## Goal
Quote the records below in full, exactly as given, with the images taken out.
___ Material to process
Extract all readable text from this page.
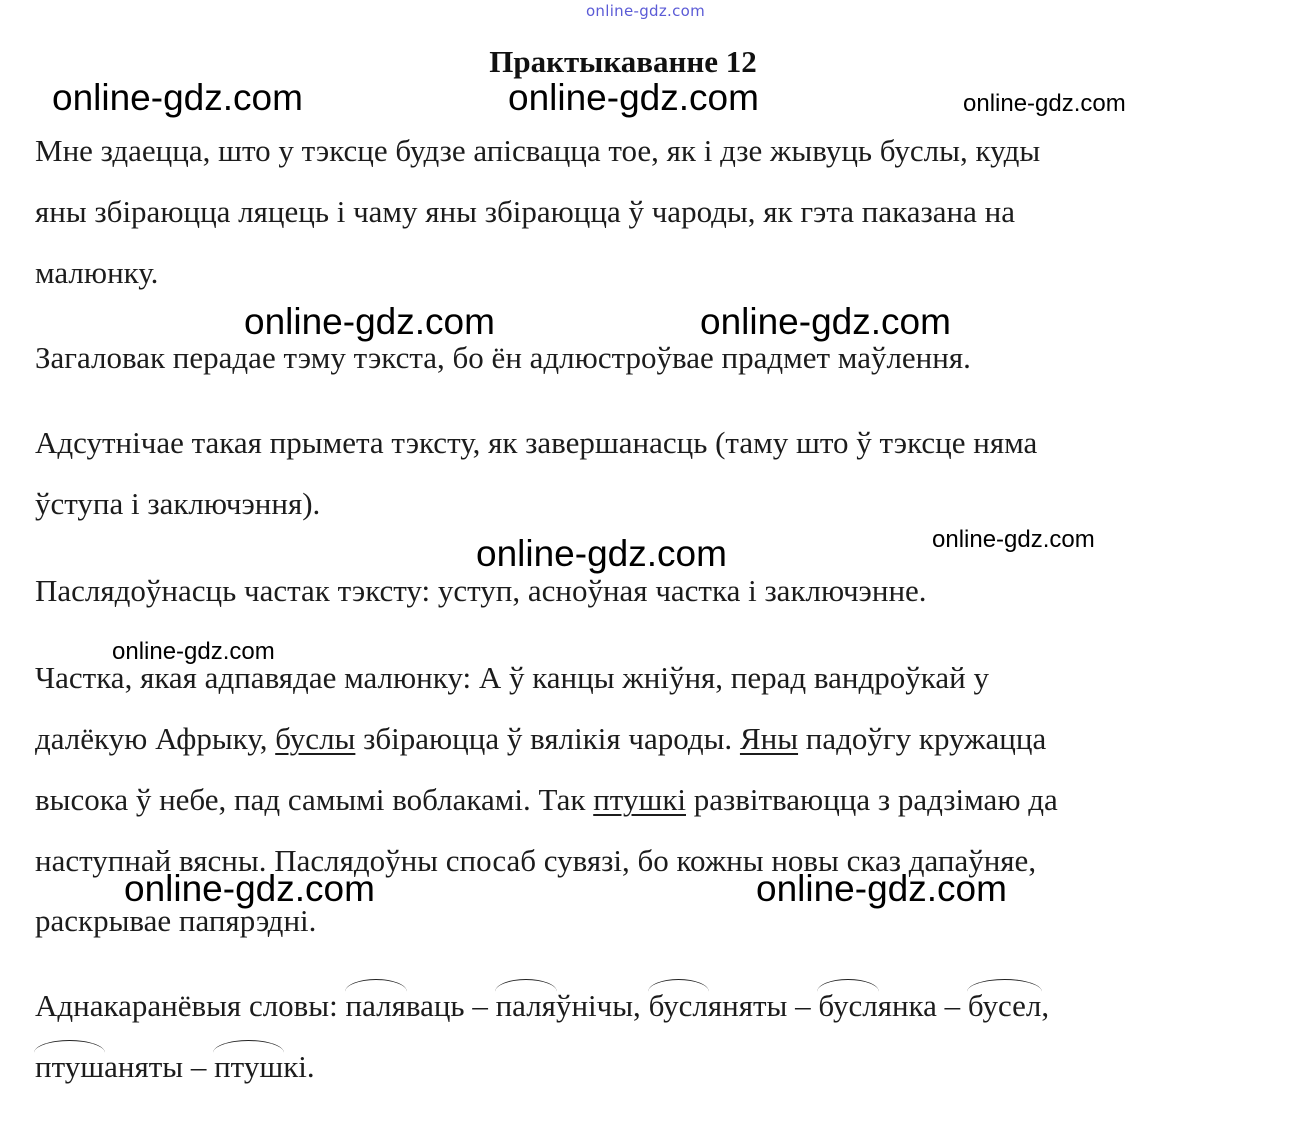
online-gdz.com
Практыкаванне 12
Мне здаецца, што у тэксце будзе апісвацца тое, як і дзе жывуць буслы, куды
яны збіраюцца ляцець і чаму яны збіраюцца ў чароды, як гэта паказана на
малюнку.
Загаловак перадае тэму тэкста, бо ён адлюстроўвае прадмет маўлення.
Адсутнічае такая прымета тэксту, як завершанасць (таму што ў тэксце няма
ўступа і заключэння).
Паслядоўнасць частак тэксту: уступ, асноўная частка і заключэнне.
Частка, якая адпавядае малюнку: А ў канцы жніўня, перад вандроўкай у
далёкую Афрыку, буслы збіраюцца ў вялікія чароды. Яны падоўгу кружацца
высока ў небе, пад самымі воблакамі. Так птушкі развітваюцца з радзімаю да
наступнай вясны. Паслядоўны спосаб сувязі, бо кожны новы сказ дапаўняе,
раскрывае папярэдні.
Аднакаранёвыя словы: паляваць – паляўнічы, бусляняты – буслянка – бусел,
птушаняты – птушкі.
online-gdz.com	online-gdz.com	online-gdz.com
online-gdz.com	online-gdz.com
online-gdz.com
online-gdz.com
online-gdz.com
online-gdz.com	online-gdz.com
______
## Full output
Extract all readable text from this page.
online-gdz.com
Практыкаванне 12
Мне здаецца, што у тэксце будзе апісвацца тое, як і дзе жывуць буслы, куды
яны збіраюцца ляцець і чаму яны збіраюцца ў чароды, як гэта паказана на
малюнку.
Загаловак перадае тэму тэкста, бо ён адлюстроўвае прадмет маўлення.
Адсутнічае такая прымета тэксту, як завершанасць (таму што ў тэксце няма
ўступа і заключэння).
Паслядоўнасць частак тэксту: уступ, асноўная частка і заключэнне.
Частка, якая адпавядае малюнку: А ў канцы жніўня, перад вандроўкай у
далёкую Афрыку, буслы збіраюцца ў вялікія чароды. Яны падоўгу кружацца
высока ў небе, пад самымі воблакамі. Так птушкі развітваюцца з радзімаю да
наступнай вясны. Паслядоўны спосаб сувязі, бо кожны новы сказ дапаўняе,
раскрывае папярэдні.
Аднакаранёвыя словы: паляваць – паляўнічы, бусляняты – буслянка – бусел,
птушаняты – птушкі.
online-gdz.com	online-gdz.com	online-gdz.com
online-gdz.com	online-gdz.com
online-gdz.com
online-gdz.com
online-gdz.com
online-gdz.com	online-gdz.com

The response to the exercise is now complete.